_THE EXERCISE_
Go through the listing below and list every line with "role".

_RECORDS TO USE_
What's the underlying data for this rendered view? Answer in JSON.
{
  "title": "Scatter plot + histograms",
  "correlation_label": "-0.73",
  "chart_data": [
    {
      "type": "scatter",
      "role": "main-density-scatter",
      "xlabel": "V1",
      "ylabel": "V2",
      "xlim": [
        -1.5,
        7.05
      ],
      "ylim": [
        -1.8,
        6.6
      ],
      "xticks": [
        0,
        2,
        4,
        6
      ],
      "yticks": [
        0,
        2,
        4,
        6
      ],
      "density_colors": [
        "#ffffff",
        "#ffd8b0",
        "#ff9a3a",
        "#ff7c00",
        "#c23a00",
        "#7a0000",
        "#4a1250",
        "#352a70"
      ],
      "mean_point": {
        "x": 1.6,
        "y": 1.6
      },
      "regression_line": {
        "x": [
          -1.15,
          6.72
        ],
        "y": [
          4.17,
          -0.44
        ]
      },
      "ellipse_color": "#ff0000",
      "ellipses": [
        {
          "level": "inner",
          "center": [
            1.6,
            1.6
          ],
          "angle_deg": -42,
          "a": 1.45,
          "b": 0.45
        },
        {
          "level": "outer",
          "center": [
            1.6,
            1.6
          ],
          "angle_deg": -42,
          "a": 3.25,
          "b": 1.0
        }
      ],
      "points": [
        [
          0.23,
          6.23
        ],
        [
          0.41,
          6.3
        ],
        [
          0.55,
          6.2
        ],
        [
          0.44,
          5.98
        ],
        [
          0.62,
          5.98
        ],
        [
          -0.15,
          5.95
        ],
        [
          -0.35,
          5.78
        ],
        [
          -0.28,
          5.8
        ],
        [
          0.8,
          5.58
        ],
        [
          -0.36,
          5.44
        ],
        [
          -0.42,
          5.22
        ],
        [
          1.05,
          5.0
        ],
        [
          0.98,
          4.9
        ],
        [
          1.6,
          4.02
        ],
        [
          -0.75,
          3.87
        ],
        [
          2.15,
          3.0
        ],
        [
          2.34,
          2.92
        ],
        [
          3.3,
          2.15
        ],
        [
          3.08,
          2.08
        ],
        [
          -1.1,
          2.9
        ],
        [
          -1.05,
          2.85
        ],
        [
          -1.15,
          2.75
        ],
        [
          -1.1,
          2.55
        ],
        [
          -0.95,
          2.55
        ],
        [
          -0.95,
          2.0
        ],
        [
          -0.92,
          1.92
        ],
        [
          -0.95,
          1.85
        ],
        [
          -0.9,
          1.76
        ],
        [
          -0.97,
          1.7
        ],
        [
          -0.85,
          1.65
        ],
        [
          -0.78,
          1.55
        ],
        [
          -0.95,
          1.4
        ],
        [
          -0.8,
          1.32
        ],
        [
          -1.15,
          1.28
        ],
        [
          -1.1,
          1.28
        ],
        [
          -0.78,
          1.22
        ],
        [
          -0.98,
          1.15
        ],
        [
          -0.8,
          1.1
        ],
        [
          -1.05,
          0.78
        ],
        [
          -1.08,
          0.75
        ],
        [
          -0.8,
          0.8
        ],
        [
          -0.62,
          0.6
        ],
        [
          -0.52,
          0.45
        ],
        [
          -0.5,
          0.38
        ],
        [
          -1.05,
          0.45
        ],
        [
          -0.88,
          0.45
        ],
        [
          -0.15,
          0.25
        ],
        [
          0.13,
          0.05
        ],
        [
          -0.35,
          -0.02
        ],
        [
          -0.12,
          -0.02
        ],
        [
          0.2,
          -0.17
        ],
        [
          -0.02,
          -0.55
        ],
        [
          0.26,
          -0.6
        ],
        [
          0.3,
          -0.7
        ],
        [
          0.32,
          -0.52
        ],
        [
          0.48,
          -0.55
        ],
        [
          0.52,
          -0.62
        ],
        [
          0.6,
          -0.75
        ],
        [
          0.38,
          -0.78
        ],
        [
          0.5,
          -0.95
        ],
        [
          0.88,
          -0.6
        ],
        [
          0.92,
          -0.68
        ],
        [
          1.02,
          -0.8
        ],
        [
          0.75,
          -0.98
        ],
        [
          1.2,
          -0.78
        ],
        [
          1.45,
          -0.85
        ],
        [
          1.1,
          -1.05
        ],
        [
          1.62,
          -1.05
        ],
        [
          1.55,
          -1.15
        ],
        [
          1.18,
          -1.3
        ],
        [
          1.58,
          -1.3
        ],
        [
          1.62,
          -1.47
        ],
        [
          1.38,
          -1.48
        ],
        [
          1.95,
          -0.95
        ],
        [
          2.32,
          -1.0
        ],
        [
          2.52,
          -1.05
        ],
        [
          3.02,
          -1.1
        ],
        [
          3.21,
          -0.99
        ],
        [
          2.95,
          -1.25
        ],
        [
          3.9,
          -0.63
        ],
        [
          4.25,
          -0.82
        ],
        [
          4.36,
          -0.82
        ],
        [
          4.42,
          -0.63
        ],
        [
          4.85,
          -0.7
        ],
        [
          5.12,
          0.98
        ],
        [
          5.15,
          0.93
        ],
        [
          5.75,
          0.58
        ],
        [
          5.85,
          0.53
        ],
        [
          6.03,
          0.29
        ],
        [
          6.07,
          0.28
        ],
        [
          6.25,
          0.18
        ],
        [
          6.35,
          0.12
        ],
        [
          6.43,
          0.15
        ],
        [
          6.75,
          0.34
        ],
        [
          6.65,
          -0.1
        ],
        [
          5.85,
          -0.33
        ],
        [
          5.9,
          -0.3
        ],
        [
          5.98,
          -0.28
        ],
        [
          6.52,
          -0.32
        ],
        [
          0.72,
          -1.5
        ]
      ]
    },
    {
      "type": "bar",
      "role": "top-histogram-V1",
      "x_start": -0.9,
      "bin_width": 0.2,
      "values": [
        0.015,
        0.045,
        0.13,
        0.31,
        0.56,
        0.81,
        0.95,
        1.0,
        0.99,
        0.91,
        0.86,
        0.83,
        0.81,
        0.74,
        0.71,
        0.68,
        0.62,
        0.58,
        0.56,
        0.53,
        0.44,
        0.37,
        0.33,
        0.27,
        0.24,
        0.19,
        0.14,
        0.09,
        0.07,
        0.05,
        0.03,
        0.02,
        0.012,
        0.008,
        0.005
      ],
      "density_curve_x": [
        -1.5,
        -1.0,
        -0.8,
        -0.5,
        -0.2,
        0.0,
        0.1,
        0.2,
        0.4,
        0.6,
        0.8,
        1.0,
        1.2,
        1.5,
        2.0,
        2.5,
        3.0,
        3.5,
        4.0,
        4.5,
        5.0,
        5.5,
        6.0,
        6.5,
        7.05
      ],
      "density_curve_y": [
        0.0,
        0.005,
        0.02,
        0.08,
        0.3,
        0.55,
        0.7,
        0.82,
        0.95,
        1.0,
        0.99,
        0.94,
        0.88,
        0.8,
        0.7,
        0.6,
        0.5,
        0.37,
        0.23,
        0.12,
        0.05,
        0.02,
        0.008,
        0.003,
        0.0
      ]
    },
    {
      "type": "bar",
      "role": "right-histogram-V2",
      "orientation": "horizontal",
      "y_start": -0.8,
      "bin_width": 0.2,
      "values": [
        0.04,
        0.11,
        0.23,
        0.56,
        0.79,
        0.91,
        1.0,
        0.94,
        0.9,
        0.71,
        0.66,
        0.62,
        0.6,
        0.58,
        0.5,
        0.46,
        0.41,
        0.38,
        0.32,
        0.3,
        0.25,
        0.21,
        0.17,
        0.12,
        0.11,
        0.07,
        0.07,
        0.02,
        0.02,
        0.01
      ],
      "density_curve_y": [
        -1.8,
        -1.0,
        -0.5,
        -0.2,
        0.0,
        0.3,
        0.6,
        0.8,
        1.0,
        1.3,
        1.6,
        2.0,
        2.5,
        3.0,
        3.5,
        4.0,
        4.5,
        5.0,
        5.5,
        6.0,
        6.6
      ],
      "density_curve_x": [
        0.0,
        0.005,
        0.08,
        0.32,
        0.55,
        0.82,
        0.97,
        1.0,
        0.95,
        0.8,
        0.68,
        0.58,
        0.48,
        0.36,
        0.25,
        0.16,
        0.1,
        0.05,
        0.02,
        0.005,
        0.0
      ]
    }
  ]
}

_THE OUTPUT_
      "role": "main-density-scatter",
      "role": "top-histogram-V1",
      "role": "right-histogram-V2",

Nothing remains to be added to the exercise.